Challenge => Word for word, repeat the entries, minus the pictures.

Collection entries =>
---------------

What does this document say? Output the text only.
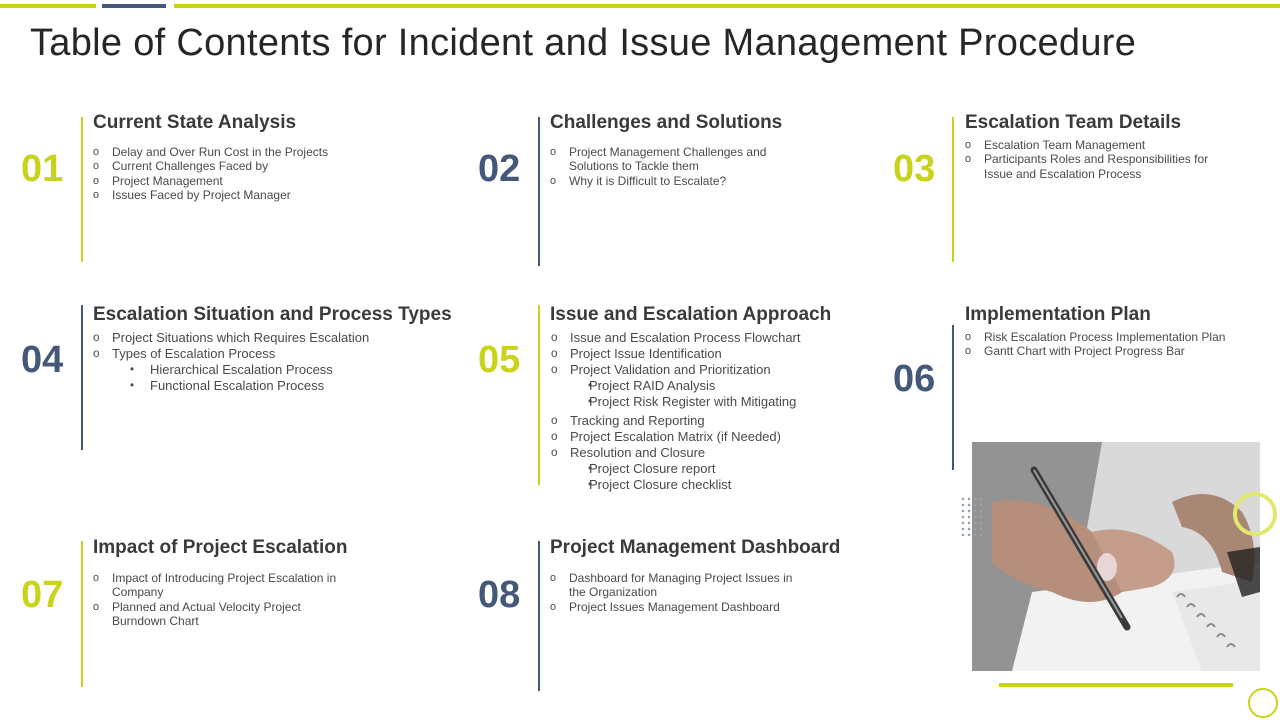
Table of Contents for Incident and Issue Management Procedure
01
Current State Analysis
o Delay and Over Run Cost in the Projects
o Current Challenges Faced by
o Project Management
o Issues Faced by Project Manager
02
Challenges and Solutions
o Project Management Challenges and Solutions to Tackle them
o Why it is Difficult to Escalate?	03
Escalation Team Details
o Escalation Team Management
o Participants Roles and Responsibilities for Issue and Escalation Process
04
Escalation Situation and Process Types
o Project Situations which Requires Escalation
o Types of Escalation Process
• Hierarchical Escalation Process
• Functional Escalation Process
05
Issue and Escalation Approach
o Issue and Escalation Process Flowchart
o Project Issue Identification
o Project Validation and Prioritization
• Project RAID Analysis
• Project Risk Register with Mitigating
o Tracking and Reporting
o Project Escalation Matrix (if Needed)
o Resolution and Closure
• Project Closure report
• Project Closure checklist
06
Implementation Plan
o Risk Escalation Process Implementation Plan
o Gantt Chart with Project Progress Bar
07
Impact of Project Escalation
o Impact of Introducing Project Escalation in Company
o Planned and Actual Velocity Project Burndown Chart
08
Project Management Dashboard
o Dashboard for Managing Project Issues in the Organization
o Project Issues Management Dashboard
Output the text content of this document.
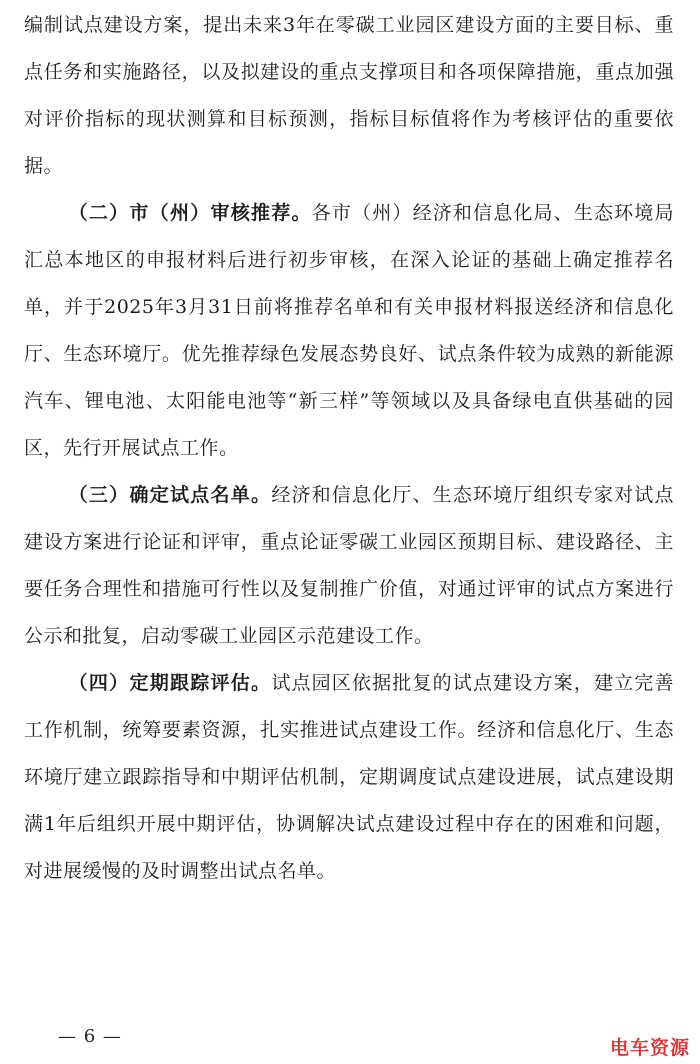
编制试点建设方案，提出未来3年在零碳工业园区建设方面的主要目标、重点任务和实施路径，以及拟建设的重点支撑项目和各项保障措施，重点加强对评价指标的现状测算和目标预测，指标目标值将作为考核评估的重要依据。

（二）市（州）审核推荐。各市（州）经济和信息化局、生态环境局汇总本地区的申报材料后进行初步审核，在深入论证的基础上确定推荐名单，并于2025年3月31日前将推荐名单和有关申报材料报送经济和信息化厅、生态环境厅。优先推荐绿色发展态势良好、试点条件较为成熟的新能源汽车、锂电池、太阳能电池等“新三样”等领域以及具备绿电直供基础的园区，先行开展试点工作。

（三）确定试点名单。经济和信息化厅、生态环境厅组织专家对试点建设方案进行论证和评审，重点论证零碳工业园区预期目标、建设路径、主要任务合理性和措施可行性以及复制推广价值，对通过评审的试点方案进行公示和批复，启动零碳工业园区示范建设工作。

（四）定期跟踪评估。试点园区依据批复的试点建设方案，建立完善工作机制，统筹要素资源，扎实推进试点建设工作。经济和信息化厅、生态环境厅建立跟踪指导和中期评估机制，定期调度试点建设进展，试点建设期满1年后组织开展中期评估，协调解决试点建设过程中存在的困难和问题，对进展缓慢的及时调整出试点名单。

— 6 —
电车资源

---------------

Task solution =>
What does this document say? Output the text only.
Table of Contents for Incident and Issue Management Procedure
01
Current State Analysis
o Delay and Over Run Cost in the Projects
o Current Challenges Faced by
o Project Management
o Issues Faced by Project Manager
02
Challenges and Solutions
o Project Management Challenges and Solutions to Tackle them
o Why it is Difficult to Escalate?	03
Escalation Team Details
o Escalation Team Management
o Participants Roles and Responsibilities for Issue and Escalation Process
04
Escalation Situation and Process Types
o Project Situations which Requires Escalation
o Types of Escalation Process
• Hierarchical Escalation Process
• Functional Escalation Process
05
Issue and Escalation Approach
o Issue and Escalation Process Flowchart
o Project Issue Identification
o Project Validation and Prioritization
• Project RAID Analysis
• Project Risk Register with Mitigating
o Tracking and Reporting
o Project Escalation Matrix (if Needed)
o Resolution and Closure
• Project Closure report
• Project Closure checklist
06
Implementation Plan
o Risk Escalation Process Implementation Plan
o Gantt Chart with Project Progress Bar
07
Impact of Project Escalation
o Impact of Introducing Project Escalation in Company
o Planned and Actual Velocity Project Burndown Chart
08
Project Management Dashboard
o Dashboard for Managing Project Issues in the Organization
o Project Issues Management Dashboard
Output the text content of this document.
编制试点建设方案，提出未来3年在零碳工业园区建设方面的主要目标、重点任务和实施路径，以及拟建设的重点支撑项目和各项保障措施，重点加强对评价指标的现状测算和目标预测，指标目标值将作为考核评估的重要依据。

（二）市（州）审核推荐。各市（州）经济和信息化局、生态环境局汇总本地区的申报材料后进行初步审核，在深入论证的基础上确定推荐名单，并于2025年3月31日前将推荐名单和有关申报材料报送经济和信息化厅、生态环境厅。优先推荐绿色发展态势良好、试点条件较为成熟的新能源汽车、锂电池、太阳能电池等“新三样”等领域以及具备绿电直供基础的园区，先行开展试点工作。

（三）确定试点名单。经济和信息化厅、生态环境厅组织专家对试点建设方案进行论证和评审，重点论证零碳工业园区预期目标、建设路径、主要任务合理性和措施可行性以及复制推广价值，对通过评审的试点方案进行公示和批复，启动零碳工业园区示范建设工作。

（四）定期跟踪评估。试点园区依据批复的试点建设方案，建立完善工作机制，统筹要素资源，扎实推进试点建设工作。经济和信息化厅、生态环境厅建立跟踪指导和中期评估机制，定期调度试点建设进展，试点建设期满1年后组织开展中期评估，协调解决试点建设过程中存在的困难和问题，对进展缓慢的及时调整出试点名单。

— 6 —
电车资源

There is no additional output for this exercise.